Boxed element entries
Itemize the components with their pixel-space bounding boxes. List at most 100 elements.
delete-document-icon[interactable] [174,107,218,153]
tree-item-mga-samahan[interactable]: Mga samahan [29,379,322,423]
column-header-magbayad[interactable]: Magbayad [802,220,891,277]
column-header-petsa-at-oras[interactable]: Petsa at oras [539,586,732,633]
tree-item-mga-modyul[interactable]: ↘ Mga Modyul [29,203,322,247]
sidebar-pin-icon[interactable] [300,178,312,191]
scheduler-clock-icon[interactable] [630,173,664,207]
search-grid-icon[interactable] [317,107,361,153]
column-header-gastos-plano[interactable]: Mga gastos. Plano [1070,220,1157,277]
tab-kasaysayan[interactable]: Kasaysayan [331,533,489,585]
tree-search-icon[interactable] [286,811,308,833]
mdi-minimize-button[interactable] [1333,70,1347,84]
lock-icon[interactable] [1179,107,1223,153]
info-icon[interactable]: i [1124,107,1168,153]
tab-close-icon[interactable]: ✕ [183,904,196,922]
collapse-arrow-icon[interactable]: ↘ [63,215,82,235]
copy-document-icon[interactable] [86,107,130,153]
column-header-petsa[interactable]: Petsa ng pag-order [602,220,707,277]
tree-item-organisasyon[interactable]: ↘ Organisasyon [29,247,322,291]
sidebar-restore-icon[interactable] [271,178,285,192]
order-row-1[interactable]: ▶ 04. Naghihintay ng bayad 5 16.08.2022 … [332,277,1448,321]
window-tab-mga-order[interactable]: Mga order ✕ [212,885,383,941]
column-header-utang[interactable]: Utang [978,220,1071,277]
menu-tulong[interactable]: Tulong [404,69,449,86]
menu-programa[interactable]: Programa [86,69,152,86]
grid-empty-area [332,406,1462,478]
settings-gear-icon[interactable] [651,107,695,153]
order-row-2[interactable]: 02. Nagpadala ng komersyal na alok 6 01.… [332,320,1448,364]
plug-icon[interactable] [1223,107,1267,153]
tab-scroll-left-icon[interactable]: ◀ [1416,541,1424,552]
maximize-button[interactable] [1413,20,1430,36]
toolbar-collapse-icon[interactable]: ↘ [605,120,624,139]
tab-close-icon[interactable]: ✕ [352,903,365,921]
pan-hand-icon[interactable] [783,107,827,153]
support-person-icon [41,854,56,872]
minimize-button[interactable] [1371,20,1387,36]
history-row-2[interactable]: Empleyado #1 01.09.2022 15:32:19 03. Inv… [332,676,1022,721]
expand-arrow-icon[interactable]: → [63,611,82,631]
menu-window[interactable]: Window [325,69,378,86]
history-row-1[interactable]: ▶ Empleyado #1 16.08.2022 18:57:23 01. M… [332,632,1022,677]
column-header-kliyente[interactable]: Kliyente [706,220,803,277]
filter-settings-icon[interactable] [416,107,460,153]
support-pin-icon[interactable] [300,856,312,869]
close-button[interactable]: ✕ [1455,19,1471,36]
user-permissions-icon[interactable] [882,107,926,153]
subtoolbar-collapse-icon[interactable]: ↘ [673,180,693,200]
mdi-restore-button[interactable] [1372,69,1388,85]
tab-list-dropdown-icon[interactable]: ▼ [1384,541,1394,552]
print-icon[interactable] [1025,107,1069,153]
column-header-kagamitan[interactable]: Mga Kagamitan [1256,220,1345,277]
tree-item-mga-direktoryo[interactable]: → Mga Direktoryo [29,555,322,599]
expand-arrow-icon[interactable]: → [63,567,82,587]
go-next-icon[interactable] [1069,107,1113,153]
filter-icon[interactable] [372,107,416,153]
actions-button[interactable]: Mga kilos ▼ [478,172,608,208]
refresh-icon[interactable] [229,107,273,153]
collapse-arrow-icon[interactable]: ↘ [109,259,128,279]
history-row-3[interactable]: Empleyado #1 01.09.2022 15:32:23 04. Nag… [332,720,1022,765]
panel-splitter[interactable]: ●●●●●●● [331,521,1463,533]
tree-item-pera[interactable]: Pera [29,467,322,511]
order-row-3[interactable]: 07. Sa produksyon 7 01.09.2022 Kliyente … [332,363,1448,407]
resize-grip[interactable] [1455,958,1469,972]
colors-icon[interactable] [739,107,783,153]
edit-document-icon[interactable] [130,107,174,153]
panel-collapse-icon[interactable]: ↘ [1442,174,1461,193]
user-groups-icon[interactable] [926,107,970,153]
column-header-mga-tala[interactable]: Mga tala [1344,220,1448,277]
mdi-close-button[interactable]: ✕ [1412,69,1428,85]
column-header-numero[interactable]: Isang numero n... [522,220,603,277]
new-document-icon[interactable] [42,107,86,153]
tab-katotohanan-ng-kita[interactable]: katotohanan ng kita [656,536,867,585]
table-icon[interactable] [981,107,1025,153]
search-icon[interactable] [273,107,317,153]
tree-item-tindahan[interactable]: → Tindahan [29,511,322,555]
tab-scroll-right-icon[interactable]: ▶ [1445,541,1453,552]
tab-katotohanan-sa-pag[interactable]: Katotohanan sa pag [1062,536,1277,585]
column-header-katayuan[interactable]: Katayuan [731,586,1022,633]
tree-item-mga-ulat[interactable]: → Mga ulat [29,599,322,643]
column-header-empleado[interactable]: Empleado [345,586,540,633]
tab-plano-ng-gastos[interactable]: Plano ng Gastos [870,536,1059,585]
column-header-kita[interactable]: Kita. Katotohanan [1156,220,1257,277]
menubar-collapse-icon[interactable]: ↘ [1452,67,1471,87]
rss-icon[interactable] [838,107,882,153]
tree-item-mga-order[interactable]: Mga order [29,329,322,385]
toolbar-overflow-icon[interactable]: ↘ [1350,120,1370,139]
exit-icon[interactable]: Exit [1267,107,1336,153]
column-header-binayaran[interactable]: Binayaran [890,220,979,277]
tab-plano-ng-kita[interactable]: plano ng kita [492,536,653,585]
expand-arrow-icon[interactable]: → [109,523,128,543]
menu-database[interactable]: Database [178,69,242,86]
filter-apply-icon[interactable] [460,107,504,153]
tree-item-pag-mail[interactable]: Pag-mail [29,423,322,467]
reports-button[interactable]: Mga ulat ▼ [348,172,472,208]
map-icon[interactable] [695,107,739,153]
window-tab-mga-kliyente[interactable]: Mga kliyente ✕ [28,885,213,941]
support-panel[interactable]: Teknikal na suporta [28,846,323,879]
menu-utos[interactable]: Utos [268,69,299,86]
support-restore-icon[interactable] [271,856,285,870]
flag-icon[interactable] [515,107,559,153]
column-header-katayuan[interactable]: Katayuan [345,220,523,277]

● **PROMPT**
In the records, from the first line up to and including the line with "tree-item-mga-modyul[interactable]: ↘ Mga", switch "pixel-space" to "screen-space" and give those lines again with nothing else changed.

● **PROBLEM SOLUTION**
Itemize the components with their screen-space bounding boxes. List at most 100 elements.
delete-document-icon[interactable] [174,107,218,153]
tree-item-mga-samahan[interactable]: Mga samahan [29,379,322,423]
column-header-magbayad[interactable]: Magbayad [802,220,891,277]
column-header-petsa-at-oras[interactable]: Petsa at oras [539,586,732,633]
tree-item-mga-modyul[interactable]: ↘ Mga Modyul [29,203,322,247]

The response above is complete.